- **Work to complete**: Find and return each line containing "seconds".
[START OF Data to process]
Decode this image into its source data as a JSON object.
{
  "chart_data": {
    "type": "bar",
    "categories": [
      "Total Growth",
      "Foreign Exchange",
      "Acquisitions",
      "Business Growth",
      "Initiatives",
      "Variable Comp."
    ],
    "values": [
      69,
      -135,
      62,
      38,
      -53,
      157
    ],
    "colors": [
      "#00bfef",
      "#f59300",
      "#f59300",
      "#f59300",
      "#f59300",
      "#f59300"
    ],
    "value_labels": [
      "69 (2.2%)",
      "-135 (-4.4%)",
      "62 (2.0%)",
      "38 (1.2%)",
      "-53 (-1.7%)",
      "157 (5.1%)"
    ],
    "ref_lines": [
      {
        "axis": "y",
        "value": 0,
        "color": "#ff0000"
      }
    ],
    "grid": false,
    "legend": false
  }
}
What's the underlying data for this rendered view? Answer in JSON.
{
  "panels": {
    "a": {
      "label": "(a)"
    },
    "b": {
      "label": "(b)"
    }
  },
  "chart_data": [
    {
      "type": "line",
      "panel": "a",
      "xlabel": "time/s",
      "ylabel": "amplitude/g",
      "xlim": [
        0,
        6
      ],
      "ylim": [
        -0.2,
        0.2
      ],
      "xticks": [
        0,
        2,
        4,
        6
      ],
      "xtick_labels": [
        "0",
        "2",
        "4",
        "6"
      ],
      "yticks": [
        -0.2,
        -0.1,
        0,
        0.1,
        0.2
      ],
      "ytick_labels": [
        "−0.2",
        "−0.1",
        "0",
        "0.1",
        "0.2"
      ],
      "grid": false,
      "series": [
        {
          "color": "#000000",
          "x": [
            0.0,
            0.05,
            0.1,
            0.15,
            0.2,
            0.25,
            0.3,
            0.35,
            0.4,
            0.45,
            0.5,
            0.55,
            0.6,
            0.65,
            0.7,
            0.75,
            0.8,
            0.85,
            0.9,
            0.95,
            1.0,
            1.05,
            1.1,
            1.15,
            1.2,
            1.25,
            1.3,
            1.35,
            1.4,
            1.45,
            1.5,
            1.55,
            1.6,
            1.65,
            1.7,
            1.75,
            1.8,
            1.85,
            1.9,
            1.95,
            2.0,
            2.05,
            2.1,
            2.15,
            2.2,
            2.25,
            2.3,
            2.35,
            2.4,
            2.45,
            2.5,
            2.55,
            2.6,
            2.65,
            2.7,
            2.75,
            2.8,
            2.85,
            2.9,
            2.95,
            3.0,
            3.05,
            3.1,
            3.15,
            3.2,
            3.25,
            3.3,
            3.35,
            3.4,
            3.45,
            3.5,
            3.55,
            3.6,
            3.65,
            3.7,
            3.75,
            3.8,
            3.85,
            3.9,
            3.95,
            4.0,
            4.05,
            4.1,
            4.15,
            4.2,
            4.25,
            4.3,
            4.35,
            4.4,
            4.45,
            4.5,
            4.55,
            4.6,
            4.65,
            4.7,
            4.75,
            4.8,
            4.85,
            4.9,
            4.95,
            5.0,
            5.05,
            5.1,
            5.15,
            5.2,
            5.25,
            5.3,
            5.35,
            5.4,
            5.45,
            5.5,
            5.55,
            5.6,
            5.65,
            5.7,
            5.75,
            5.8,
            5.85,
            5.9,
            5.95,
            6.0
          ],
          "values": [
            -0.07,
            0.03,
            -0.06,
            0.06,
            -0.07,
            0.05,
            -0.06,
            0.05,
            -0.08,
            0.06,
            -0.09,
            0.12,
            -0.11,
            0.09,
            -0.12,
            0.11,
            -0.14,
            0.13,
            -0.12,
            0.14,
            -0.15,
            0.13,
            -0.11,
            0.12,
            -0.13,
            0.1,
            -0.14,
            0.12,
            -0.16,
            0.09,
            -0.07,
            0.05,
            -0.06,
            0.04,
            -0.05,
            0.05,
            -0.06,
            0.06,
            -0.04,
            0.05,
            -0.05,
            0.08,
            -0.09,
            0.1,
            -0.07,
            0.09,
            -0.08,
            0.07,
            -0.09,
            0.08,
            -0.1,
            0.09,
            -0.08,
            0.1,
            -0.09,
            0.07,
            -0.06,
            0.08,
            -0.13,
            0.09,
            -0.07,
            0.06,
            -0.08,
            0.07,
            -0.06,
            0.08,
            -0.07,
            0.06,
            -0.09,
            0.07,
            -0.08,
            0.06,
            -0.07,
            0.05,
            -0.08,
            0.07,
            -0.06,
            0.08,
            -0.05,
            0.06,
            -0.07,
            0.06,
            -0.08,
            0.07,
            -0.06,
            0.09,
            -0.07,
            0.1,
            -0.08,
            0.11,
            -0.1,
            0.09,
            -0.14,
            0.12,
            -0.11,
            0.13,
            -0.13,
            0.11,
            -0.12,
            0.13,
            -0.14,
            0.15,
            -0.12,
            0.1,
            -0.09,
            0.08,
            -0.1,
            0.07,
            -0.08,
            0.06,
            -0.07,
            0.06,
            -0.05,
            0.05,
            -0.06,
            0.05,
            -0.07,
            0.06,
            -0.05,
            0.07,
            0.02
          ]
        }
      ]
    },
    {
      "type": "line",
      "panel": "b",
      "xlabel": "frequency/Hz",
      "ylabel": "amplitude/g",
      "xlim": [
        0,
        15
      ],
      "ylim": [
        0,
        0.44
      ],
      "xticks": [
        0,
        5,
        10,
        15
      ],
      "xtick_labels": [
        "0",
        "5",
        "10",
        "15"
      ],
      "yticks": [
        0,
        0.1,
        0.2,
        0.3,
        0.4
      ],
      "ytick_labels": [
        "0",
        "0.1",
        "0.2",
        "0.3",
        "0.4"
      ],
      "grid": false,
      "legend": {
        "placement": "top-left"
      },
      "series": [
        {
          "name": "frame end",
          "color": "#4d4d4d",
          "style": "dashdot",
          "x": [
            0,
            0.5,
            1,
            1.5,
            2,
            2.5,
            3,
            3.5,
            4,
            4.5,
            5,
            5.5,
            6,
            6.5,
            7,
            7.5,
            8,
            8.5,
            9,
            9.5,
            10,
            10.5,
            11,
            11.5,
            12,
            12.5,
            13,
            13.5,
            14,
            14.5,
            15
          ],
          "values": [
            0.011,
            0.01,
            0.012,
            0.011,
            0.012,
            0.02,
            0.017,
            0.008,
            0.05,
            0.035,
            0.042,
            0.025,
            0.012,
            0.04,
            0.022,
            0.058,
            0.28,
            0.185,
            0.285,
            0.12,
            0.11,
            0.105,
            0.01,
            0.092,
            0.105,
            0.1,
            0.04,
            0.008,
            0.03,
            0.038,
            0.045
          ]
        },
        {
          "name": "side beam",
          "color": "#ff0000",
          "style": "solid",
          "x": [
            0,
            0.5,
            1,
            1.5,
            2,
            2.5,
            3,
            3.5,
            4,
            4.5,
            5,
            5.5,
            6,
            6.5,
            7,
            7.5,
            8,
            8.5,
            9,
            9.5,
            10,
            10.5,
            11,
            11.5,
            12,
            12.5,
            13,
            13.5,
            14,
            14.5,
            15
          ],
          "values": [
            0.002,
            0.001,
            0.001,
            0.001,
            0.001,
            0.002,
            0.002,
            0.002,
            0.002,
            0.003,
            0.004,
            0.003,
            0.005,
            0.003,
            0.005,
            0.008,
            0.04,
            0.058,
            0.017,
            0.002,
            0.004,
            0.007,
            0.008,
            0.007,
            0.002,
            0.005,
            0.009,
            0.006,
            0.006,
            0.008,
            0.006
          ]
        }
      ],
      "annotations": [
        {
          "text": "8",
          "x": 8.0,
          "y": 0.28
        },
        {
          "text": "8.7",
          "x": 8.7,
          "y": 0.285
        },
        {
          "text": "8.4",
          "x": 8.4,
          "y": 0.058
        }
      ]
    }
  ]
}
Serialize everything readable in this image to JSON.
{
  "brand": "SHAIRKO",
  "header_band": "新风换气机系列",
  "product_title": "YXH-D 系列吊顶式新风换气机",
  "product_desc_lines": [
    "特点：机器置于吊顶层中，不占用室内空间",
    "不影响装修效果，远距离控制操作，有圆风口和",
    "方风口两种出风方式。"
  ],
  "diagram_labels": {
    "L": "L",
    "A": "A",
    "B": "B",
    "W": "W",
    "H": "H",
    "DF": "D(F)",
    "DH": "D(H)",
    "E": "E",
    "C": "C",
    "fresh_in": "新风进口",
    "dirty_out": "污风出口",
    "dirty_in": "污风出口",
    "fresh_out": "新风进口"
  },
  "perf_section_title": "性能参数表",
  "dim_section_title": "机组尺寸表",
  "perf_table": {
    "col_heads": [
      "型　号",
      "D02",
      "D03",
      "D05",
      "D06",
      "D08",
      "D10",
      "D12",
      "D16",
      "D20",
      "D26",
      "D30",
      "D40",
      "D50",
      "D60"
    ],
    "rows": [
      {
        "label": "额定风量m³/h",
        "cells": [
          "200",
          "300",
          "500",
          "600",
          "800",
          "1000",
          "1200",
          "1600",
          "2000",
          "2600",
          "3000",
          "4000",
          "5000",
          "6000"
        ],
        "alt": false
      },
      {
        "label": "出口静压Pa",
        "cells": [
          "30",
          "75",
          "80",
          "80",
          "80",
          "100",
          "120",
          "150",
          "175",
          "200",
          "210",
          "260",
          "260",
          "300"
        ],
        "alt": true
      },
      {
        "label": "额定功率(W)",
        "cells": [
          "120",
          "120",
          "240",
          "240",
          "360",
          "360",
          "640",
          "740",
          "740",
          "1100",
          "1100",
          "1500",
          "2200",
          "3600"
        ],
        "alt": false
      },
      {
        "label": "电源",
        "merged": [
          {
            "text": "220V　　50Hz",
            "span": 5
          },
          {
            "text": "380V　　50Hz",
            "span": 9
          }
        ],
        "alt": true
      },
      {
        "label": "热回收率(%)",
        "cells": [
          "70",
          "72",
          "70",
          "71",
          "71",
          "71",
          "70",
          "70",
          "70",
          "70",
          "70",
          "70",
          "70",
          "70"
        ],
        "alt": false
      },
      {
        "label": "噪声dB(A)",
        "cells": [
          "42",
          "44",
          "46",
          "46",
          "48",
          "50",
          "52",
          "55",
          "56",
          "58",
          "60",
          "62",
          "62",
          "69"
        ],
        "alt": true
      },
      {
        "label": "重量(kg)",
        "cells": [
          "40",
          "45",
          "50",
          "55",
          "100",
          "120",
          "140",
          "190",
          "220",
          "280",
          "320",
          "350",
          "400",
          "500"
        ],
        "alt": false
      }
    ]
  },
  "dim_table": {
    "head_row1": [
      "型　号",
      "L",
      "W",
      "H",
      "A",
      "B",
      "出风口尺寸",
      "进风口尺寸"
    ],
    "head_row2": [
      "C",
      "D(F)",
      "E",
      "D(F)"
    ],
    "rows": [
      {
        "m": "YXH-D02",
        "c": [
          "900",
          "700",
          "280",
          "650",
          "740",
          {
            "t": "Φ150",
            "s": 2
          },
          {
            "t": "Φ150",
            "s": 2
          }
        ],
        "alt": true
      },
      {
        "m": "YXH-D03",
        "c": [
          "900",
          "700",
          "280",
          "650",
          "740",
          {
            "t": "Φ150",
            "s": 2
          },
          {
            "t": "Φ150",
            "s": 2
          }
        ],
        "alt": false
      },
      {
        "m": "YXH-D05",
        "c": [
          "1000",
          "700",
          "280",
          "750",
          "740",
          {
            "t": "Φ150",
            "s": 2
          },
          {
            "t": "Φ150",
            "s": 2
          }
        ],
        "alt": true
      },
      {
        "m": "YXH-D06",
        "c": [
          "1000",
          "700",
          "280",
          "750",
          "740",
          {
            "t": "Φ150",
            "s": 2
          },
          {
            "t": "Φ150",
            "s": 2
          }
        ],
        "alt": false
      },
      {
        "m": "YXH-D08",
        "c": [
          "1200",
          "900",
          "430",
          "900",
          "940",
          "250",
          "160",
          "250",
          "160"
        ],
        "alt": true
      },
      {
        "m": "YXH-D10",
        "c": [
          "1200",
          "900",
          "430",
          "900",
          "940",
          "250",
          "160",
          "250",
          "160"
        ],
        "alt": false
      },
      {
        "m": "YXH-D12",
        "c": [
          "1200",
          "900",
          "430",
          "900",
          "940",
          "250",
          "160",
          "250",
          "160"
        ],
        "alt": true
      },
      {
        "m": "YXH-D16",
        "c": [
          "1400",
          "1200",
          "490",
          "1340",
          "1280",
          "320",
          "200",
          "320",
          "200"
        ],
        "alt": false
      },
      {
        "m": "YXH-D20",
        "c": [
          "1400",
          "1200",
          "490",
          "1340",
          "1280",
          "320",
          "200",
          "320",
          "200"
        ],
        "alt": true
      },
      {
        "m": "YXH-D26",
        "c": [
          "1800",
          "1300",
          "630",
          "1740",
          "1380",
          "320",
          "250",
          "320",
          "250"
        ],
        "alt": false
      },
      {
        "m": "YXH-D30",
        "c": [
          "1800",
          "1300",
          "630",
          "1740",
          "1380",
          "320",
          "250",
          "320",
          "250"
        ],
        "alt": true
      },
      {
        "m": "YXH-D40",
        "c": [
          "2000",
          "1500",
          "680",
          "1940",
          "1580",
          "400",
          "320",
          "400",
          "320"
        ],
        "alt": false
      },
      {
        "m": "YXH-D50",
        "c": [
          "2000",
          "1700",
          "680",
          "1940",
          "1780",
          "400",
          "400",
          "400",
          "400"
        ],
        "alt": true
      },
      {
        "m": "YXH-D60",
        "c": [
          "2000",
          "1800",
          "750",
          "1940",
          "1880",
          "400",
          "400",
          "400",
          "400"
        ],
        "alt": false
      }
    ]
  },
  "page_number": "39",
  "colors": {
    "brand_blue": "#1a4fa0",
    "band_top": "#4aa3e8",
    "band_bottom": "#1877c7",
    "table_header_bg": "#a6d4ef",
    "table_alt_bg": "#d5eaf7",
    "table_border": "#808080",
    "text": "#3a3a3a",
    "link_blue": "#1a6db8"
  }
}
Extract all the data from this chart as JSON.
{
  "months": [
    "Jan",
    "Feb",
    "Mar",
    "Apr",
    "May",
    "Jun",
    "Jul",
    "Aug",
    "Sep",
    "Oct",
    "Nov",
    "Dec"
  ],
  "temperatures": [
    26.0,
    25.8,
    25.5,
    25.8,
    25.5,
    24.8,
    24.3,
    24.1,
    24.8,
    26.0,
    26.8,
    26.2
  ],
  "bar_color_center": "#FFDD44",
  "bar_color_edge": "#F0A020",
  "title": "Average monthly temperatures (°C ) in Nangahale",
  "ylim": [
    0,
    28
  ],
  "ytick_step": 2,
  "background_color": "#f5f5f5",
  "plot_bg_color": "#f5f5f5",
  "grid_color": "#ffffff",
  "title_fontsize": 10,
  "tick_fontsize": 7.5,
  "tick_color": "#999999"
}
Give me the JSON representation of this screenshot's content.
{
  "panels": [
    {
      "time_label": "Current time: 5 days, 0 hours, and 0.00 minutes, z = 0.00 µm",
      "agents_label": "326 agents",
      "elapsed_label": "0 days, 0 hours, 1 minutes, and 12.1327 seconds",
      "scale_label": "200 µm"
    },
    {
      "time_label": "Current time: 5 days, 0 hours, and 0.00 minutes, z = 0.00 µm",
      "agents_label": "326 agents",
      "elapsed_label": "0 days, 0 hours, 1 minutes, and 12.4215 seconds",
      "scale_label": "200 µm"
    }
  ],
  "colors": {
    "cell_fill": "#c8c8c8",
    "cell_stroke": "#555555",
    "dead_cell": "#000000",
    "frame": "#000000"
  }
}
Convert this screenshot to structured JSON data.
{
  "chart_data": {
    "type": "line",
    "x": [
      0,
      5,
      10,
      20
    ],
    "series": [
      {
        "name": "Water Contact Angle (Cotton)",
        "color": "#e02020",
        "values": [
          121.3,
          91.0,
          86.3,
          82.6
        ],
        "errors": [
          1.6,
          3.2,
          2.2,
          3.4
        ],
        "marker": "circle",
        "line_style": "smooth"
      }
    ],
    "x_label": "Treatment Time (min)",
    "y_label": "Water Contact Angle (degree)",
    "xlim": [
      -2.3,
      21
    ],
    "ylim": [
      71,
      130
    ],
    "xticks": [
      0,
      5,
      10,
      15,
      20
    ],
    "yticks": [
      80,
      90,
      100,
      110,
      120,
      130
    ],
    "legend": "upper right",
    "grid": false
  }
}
[END OF Data to process]
- **Answer**:
      "elapsed_label": "0 days, 0 hours, 1 minutes, and 12.1327 seconds",
      "elapsed_label": "0 days, 0 hours, 1 minutes, and 12.4215 seconds",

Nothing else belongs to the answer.